§ **Goal**
Locate the word "this" in the entries below, then gather every line that holds it.

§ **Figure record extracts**
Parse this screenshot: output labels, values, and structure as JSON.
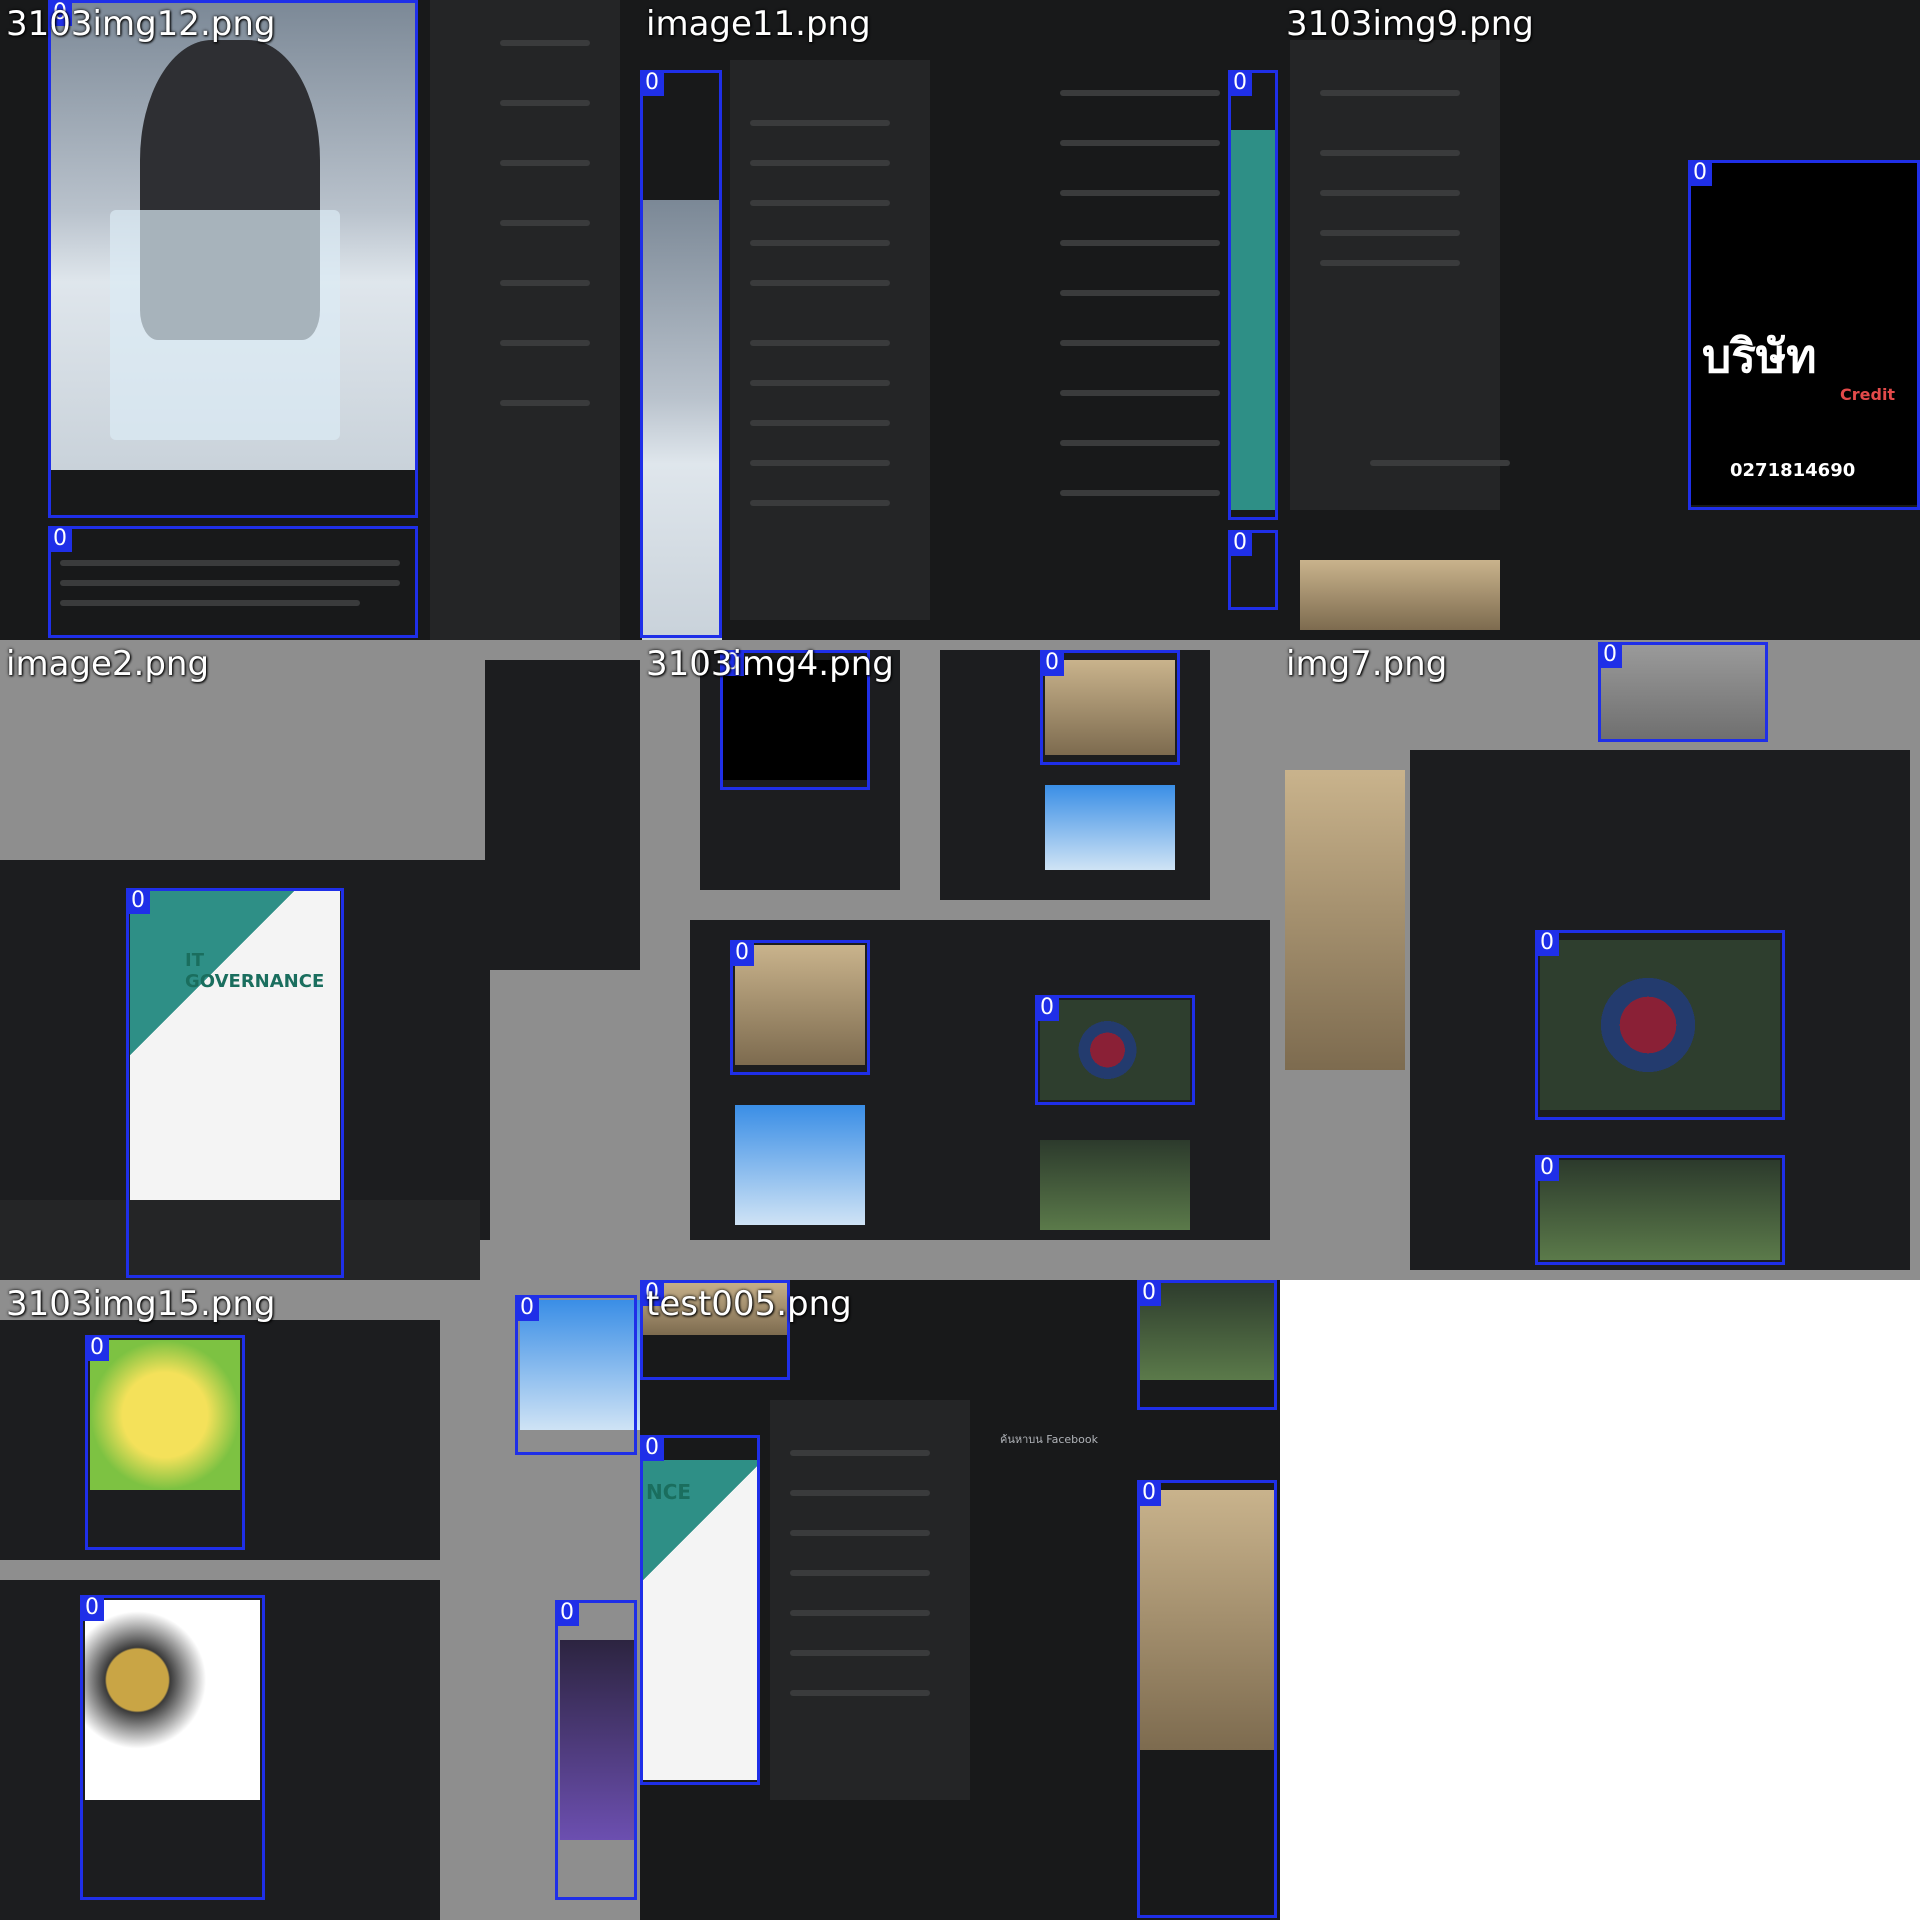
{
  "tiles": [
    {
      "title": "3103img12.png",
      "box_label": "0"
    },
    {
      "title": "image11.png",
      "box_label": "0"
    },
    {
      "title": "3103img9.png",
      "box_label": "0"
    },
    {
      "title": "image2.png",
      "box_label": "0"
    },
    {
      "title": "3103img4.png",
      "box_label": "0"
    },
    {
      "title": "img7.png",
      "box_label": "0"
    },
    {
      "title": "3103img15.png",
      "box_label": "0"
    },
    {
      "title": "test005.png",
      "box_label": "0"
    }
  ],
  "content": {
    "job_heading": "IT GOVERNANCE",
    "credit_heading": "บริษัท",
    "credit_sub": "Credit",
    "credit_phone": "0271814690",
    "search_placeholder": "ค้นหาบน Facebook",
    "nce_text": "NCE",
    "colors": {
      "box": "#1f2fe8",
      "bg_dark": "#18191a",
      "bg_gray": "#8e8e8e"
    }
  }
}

==

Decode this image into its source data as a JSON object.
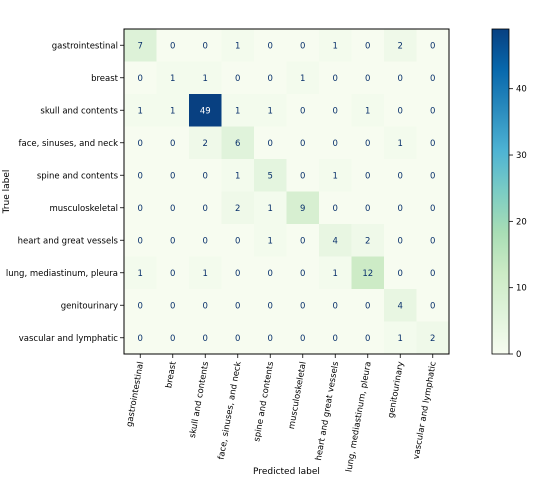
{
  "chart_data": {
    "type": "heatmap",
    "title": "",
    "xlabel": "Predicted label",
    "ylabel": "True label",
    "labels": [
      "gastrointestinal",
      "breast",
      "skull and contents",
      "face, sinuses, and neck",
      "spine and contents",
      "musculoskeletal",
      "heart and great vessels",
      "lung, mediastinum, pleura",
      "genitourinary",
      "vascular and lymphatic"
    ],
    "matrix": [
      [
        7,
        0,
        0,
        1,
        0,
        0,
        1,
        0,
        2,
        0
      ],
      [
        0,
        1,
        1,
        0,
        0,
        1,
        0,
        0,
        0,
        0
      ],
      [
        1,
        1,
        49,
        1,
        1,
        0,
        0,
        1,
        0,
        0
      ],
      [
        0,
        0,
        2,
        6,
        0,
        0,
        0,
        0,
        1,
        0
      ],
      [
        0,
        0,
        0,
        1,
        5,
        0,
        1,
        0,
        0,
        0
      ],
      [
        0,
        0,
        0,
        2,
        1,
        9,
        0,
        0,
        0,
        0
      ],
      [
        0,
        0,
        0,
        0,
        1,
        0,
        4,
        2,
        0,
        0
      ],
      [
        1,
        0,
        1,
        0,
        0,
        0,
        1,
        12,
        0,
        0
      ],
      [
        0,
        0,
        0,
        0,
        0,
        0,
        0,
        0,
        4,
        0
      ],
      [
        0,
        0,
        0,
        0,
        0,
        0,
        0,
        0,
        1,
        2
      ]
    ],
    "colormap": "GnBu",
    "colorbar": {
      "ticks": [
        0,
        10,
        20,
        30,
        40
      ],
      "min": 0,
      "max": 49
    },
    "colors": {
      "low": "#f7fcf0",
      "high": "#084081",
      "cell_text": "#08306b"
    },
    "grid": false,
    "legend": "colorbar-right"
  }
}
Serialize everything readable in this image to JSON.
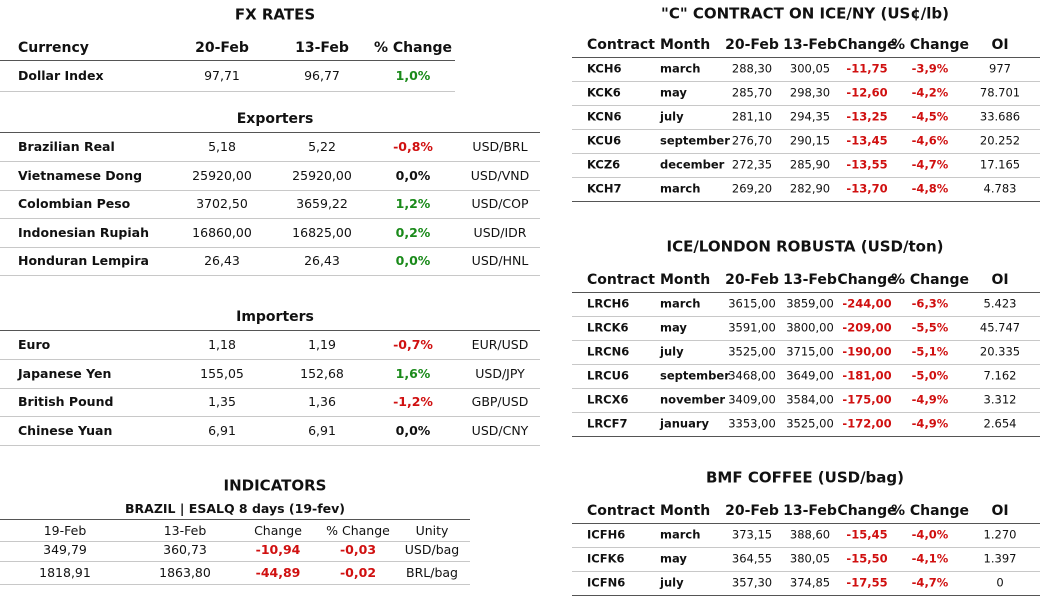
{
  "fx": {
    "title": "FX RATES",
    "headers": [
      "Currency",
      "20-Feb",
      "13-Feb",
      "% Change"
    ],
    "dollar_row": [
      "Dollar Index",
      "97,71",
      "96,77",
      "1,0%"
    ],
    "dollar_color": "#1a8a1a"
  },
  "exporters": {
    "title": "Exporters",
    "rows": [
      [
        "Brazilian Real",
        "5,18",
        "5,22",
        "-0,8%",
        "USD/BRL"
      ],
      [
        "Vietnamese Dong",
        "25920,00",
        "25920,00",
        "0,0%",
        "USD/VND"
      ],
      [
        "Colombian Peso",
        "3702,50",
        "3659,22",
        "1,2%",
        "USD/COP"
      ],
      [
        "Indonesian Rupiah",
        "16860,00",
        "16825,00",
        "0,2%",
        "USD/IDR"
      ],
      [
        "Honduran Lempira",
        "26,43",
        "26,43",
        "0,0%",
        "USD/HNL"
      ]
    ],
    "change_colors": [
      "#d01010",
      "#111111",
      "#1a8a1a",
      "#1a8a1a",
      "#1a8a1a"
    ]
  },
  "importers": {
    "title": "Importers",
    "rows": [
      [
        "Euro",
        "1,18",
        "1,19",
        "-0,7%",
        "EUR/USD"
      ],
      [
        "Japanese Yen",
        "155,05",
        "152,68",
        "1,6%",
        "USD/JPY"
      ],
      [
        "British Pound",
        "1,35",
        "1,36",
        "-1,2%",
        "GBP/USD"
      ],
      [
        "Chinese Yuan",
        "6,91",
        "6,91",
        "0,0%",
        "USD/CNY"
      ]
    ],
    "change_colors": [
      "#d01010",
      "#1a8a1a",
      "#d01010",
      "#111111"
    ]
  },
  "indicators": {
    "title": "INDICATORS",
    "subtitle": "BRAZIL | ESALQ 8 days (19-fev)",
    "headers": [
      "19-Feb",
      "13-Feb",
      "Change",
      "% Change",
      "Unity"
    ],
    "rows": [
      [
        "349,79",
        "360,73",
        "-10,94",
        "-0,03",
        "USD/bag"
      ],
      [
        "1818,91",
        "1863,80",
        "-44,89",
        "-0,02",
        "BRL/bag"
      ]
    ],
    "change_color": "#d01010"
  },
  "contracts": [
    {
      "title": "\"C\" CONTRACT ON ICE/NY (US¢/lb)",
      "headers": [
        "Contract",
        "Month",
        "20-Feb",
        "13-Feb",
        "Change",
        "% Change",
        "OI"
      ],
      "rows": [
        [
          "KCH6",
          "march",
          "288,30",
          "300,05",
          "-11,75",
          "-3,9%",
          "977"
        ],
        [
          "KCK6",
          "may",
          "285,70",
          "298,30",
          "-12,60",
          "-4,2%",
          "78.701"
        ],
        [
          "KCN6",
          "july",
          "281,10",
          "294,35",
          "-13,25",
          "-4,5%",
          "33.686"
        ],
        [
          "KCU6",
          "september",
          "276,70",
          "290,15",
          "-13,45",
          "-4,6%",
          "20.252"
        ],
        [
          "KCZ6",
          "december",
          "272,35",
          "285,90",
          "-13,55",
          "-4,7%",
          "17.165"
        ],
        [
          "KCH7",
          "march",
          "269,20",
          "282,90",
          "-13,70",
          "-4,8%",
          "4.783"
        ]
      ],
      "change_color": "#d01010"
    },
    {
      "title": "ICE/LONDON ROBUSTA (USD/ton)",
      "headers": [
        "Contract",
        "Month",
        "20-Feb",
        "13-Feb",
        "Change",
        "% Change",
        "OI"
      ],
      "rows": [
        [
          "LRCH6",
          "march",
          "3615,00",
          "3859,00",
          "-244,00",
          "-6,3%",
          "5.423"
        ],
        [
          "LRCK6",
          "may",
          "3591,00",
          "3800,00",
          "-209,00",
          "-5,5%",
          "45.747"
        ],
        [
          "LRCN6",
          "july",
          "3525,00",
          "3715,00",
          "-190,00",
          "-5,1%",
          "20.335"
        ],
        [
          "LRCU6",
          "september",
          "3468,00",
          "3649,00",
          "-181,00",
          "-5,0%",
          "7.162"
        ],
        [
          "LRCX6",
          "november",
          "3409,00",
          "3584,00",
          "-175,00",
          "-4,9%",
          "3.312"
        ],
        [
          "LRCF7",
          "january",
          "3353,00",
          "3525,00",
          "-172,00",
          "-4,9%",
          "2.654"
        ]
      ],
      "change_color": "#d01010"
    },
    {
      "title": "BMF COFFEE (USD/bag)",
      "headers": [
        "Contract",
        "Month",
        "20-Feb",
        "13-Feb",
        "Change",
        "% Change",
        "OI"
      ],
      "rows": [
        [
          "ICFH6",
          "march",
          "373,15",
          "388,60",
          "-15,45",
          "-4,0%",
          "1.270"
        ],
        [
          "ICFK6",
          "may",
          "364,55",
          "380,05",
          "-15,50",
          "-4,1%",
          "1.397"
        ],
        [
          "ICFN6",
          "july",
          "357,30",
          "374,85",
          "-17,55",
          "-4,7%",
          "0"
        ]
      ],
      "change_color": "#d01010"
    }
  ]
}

§ **Expected answer**
Parse this screenshot: output labels, values, and structure as JSON.
Decode this image into its source data as a JSON object.
Serialize everything readable in this image to JSON.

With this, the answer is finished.